** REQUEST **
Find how many lines in the material contain "with"; your answer should be that number alone.

Figure record extracts
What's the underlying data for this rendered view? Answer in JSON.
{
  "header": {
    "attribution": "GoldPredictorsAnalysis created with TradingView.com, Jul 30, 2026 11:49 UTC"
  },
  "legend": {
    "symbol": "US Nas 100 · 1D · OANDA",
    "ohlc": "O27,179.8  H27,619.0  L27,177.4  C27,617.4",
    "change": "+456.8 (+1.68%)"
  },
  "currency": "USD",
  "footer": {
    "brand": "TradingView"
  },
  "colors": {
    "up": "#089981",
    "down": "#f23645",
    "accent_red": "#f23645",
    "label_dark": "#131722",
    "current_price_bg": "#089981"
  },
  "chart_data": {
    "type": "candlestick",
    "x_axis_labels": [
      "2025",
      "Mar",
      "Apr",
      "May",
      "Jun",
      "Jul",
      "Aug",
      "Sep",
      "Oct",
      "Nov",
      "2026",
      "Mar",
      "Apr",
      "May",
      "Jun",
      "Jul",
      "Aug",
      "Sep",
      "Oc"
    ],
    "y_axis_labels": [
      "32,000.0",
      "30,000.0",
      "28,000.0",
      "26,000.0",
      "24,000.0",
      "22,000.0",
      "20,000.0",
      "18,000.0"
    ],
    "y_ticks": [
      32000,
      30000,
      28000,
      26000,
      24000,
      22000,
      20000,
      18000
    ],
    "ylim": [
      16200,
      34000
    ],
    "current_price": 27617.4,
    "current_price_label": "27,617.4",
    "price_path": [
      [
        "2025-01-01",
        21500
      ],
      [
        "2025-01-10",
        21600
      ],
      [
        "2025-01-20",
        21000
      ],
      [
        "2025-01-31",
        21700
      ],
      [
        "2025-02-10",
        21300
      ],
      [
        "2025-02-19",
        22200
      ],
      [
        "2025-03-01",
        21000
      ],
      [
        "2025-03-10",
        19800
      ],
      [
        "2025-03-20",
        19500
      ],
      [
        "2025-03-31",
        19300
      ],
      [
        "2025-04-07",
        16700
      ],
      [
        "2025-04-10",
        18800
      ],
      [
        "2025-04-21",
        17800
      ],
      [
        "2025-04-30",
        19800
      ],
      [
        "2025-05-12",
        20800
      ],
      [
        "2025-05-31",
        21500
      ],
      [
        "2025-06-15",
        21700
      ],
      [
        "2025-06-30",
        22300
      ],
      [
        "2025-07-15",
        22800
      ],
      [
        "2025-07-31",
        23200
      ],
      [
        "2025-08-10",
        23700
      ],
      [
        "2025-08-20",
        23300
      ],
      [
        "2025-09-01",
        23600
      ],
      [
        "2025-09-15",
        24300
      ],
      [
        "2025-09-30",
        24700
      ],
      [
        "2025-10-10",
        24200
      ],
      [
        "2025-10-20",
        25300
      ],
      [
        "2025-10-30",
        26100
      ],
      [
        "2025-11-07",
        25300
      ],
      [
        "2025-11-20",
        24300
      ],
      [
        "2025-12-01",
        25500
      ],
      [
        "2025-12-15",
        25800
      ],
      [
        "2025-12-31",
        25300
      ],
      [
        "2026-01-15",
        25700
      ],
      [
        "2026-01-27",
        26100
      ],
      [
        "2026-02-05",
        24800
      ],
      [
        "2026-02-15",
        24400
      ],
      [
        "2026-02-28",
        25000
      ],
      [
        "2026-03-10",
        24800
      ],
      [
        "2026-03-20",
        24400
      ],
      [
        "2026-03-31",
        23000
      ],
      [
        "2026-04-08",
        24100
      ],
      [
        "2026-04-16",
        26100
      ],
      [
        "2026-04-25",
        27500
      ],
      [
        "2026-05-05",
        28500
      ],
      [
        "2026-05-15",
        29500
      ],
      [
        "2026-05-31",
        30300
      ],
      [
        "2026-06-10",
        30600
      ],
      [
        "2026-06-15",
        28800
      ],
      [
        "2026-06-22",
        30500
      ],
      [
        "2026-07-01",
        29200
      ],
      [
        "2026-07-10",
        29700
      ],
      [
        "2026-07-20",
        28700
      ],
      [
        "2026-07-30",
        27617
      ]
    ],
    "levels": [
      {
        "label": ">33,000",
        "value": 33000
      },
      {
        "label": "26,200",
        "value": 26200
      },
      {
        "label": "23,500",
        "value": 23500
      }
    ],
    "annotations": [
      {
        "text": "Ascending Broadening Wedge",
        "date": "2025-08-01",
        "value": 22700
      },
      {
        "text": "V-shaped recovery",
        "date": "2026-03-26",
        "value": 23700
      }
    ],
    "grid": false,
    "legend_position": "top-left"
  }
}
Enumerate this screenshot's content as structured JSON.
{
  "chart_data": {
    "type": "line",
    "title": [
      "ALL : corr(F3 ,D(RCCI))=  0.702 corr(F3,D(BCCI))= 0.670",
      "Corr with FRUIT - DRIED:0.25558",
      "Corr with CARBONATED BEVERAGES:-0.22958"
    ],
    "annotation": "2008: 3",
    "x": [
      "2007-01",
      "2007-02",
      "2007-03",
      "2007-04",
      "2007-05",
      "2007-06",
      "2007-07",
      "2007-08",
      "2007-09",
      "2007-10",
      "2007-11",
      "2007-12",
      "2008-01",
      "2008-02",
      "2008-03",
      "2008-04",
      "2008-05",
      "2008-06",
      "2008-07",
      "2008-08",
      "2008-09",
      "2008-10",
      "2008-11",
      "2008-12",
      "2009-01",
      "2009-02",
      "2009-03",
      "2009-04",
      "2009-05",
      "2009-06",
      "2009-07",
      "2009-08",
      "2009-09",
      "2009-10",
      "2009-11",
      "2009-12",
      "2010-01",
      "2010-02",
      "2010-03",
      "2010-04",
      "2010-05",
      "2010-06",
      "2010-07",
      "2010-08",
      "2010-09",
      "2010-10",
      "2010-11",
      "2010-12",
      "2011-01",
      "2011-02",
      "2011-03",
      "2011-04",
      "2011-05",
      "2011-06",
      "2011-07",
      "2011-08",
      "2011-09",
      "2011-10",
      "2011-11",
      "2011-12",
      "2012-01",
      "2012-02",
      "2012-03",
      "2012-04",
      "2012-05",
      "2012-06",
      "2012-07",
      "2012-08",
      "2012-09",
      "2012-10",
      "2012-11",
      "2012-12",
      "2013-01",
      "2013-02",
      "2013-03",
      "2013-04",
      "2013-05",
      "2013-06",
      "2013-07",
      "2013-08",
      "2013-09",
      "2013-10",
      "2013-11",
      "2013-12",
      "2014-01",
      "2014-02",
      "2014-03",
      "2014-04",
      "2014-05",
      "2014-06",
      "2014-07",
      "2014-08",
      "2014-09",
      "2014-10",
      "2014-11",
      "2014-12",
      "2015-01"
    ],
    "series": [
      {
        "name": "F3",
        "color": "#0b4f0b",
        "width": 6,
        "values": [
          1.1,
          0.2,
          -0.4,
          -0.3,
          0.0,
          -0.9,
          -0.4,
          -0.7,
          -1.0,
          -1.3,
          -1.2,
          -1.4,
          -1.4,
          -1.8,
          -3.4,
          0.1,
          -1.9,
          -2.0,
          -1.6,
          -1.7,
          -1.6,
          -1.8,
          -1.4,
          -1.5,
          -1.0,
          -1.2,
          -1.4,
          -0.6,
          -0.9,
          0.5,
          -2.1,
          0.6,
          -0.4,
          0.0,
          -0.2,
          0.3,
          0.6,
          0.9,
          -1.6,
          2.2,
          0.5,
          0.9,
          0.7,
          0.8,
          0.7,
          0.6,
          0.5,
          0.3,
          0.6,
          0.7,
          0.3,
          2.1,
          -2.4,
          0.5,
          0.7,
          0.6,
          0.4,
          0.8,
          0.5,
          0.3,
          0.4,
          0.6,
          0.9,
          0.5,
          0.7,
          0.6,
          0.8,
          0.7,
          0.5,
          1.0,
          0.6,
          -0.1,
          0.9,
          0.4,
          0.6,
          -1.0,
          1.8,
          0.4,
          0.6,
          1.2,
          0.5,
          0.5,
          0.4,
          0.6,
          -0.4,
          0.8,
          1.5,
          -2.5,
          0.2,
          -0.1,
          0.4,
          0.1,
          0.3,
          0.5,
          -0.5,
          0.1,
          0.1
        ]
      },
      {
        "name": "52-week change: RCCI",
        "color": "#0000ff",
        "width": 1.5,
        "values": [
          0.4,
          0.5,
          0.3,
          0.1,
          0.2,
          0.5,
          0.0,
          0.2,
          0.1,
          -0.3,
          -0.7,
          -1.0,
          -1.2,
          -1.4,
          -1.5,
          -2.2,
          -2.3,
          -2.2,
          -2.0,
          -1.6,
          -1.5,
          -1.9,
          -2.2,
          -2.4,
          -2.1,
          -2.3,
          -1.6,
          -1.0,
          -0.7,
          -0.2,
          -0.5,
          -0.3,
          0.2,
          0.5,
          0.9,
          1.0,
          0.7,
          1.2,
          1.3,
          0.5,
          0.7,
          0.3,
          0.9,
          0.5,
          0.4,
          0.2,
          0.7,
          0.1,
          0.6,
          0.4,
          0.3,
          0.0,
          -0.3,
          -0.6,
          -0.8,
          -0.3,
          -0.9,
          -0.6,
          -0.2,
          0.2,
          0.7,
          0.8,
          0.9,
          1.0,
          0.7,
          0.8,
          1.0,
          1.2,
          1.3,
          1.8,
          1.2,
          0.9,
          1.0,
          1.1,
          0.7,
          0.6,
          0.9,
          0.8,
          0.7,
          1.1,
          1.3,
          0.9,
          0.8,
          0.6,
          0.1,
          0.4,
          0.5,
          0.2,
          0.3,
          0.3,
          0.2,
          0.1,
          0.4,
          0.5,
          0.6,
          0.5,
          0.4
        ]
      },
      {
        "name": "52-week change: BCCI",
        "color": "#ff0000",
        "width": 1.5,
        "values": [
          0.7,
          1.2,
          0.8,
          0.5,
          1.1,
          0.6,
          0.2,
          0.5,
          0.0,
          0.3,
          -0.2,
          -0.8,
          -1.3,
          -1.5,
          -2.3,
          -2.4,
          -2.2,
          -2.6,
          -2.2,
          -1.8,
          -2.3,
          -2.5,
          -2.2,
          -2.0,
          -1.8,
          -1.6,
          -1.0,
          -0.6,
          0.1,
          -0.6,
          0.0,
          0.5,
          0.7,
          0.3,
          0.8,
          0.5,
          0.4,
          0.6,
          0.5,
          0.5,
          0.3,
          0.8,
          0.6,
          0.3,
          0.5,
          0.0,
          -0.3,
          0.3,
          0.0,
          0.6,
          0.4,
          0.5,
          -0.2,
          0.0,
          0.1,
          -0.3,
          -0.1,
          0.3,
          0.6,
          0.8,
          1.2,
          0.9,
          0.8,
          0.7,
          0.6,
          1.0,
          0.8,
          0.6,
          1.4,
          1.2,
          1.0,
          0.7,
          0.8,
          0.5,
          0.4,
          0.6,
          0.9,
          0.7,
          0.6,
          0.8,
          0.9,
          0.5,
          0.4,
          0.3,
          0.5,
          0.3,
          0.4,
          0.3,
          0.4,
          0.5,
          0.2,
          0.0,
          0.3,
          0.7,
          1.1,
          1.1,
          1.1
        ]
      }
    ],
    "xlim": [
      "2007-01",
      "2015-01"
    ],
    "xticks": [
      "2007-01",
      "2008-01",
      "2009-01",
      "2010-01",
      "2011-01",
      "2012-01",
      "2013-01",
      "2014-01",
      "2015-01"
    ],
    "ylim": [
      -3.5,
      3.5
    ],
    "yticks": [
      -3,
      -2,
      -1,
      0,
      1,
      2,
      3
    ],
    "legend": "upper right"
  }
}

** TASK SOLUTION **
3